## Source records
/---
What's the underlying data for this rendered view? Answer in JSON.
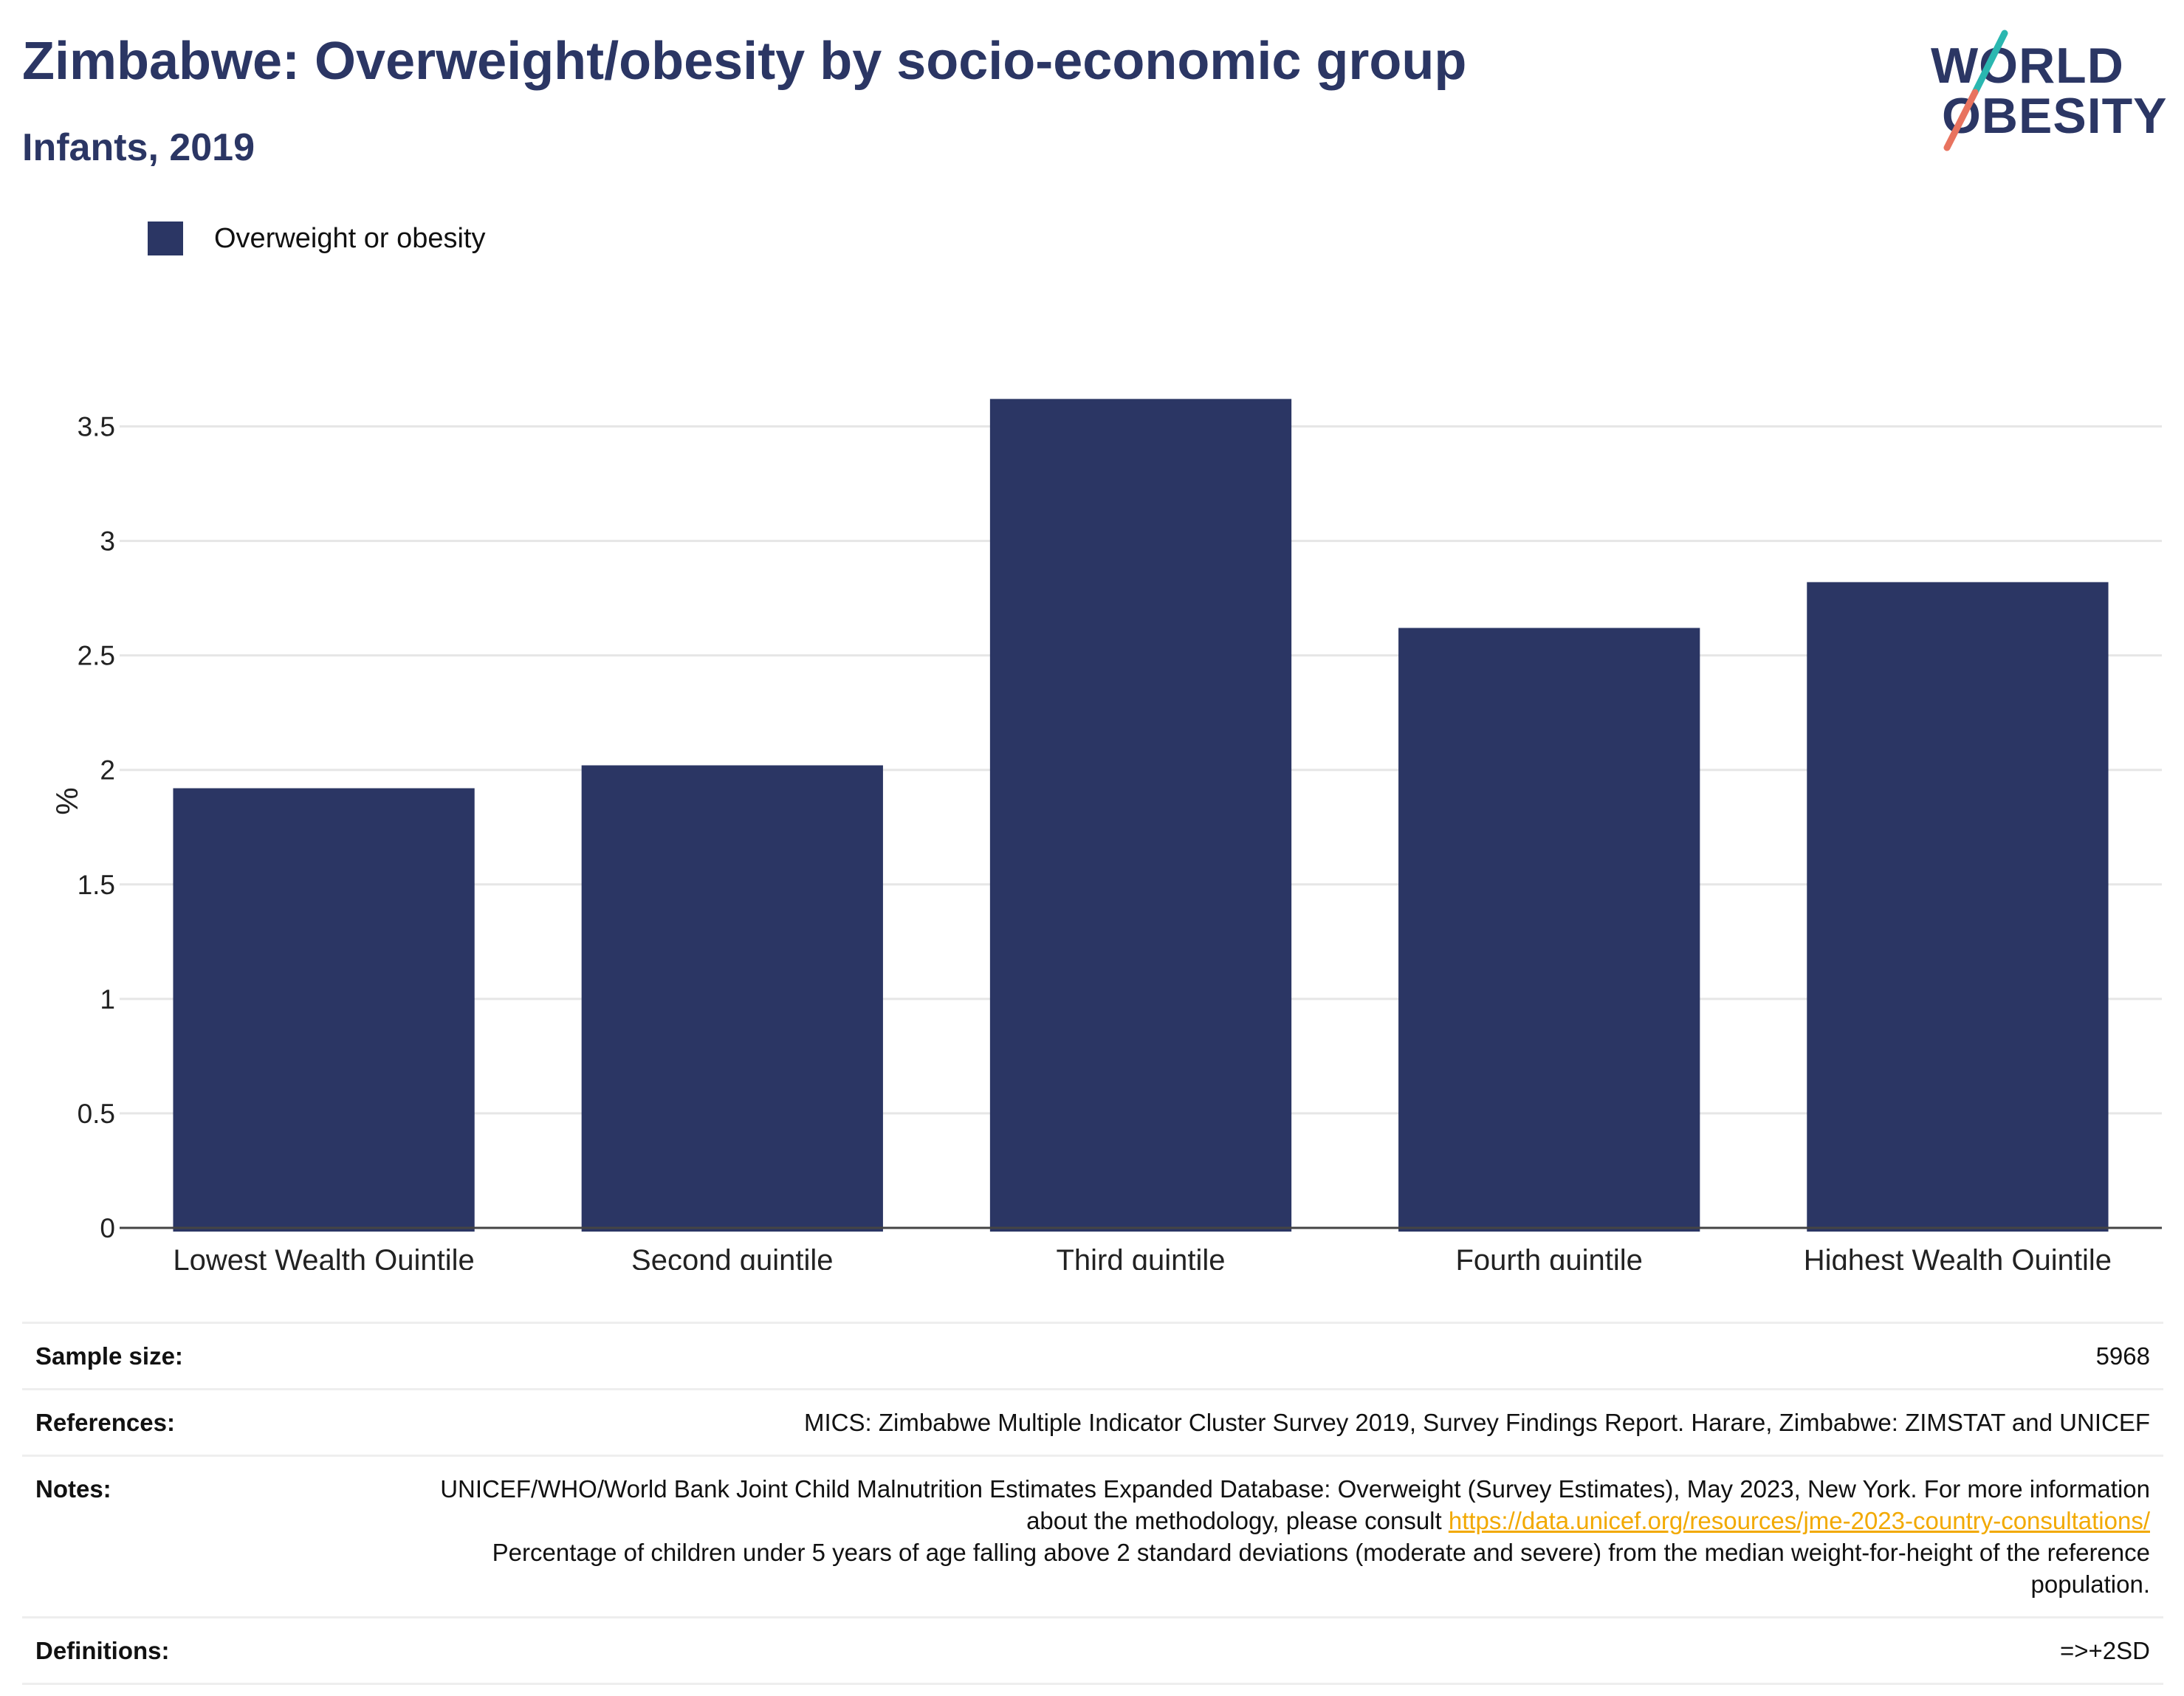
{
  "header": {
    "title": "Zimbabwe: Overweight/obesity by socio-economic group",
    "subtitle": "Infants, 2019"
  },
  "logo": {
    "line1": "WORLD",
    "line2": "OBESITY"
  },
  "colors": {
    "bar": "#2b3664",
    "title": "#2b3664",
    "grid": "#e6e6e6",
    "link": "#f2a900",
    "logo_teal": "#2ab7b0",
    "logo_coral": "#e8735f"
  },
  "legend": {
    "label": "Overweight or obesity"
  },
  "chart_data": {
    "type": "bar",
    "categories": [
      "Lowest Wealth Quintile",
      "Second quintile",
      "Third quintile",
      "Fourth quintile",
      "Highest Wealth Quintile"
    ],
    "series": [
      {
        "name": "Overweight or obesity",
        "values": [
          1.92,
          2.02,
          3.62,
          2.62,
          2.82
        ]
      }
    ],
    "ylabel": "%",
    "ylim": [
      0,
      3.75
    ],
    "yticks": [
      0,
      0.5,
      1,
      1.5,
      2,
      2.5,
      3,
      3.5
    ],
    "ytick_labels": [
      "0",
      "0.5",
      "1",
      "1.5",
      "2",
      "2.5",
      "3",
      "3.5"
    ],
    "grid": true,
    "legend_position": "top-left"
  },
  "footer": {
    "sample_size": {
      "label": "Sample size:",
      "value": "5968"
    },
    "references": {
      "label": "References:",
      "value": "MICS: Zimbabwe Multiple Indicator Cluster Survey 2019, Survey Findings Report. Harare, Zimbabwe: ZIMSTAT and UNICEF"
    },
    "notes": {
      "label": "Notes:",
      "text_before": "UNICEF/WHO/World Bank Joint Child Malnutrition Estimates Expanded Database: Overweight (Survey Estimates), May 2023, New York. For more information about the methodology, please consult ",
      "link": "https://data.unicef.org/resources/jme-2023-country-consultations/",
      "text_after": "Percentage of children under 5 years of age falling above 2 standard deviations (moderate and severe) from the median weight-for-height of the reference population."
    },
    "definitions": {
      "label": "Definitions:",
      "value": "=>+2SD"
    }
  }
}
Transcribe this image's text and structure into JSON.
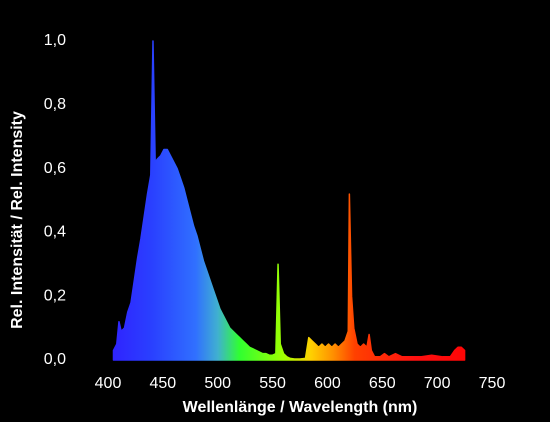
{
  "chart_data": {
    "type": "area",
    "x_label": "Wellenlänge / Wavelength (nm)",
    "y_label": "Rel. Intensität / Rel. Intensity",
    "x": [
      405,
      408,
      410,
      412,
      415,
      418,
      421,
      424,
      427,
      430,
      433,
      436,
      439,
      441,
      443,
      445,
      448,
      451,
      454,
      457,
      460,
      463,
      466,
      469,
      472,
      475,
      478,
      481,
      484,
      487,
      490,
      493,
      496,
      499,
      502,
      505,
      508,
      511,
      514,
      517,
      520,
      523,
      526,
      529,
      532,
      535,
      538,
      541,
      544,
      547,
      550,
      553,
      555,
      557,
      560,
      563,
      566,
      570,
      575,
      580,
      583,
      586,
      589,
      592,
      595,
      598,
      601,
      604,
      607,
      610,
      613,
      616,
      619,
      620,
      622,
      624,
      627,
      630,
      633,
      636,
      638,
      640,
      643,
      648,
      652,
      656,
      662,
      668,
      675,
      685,
      695,
      705,
      712,
      716,
      719,
      722,
      725
    ],
    "values": [
      0.03,
      0.05,
      0.12,
      0.09,
      0.1,
      0.15,
      0.18,
      0.25,
      0.32,
      0.38,
      0.45,
      0.52,
      0.58,
      1.0,
      0.62,
      0.63,
      0.64,
      0.66,
      0.66,
      0.64,
      0.62,
      0.6,
      0.57,
      0.54,
      0.5,
      0.46,
      0.42,
      0.39,
      0.35,
      0.31,
      0.28,
      0.25,
      0.22,
      0.19,
      0.16,
      0.14,
      0.12,
      0.1,
      0.09,
      0.08,
      0.07,
      0.06,
      0.05,
      0.04,
      0.035,
      0.03,
      0.025,
      0.02,
      0.02,
      0.015,
      0.015,
      0.02,
      0.3,
      0.05,
      0.02,
      0.01,
      0.005,
      0.003,
      0.003,
      0.005,
      0.07,
      0.06,
      0.05,
      0.04,
      0.05,
      0.04,
      0.05,
      0.04,
      0.05,
      0.04,
      0.05,
      0.06,
      0.09,
      0.52,
      0.2,
      0.1,
      0.05,
      0.04,
      0.05,
      0.04,
      0.08,
      0.03,
      0.01,
      0.01,
      0.02,
      0.01,
      0.02,
      0.01,
      0.01,
      0.01,
      0.015,
      0.01,
      0.01,
      0.03,
      0.04,
      0.04,
      0.03
    ],
    "xlim": [
      400,
      750
    ],
    "xticks": [
      400,
      450,
      500,
      550,
      600,
      650,
      700,
      750
    ],
    "ylim": [
      0,
      1.0
    ],
    "yticks": [
      {
        "value": 0,
        "label": "0,0"
      },
      {
        "value": 0.2,
        "label": "0,2"
      },
      {
        "value": 0.4,
        "label": "0,4"
      },
      {
        "value": 0.6,
        "label": "0,6"
      },
      {
        "value": 0.8,
        "label": "0,8"
      },
      {
        "value": 1.0,
        "label": "1,0"
      }
    ],
    "grid": false
  }
}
\---
## Short problem
Using the listing, collect all lines in which the string "Overweight" is found.

## Output for this task
    "title": "Zimbabwe: Overweight/obesity by socio-economic group",
    "label": "Overweight or obesity"
        "name": "Overweight or obesity",
      "text_before": "UNICEF/WHO/World Bank Joint Child Malnutrition Estimates Expanded Database: Overweight (Survey Estimates), May 2023, New York. For more information about the methodology, please consult ",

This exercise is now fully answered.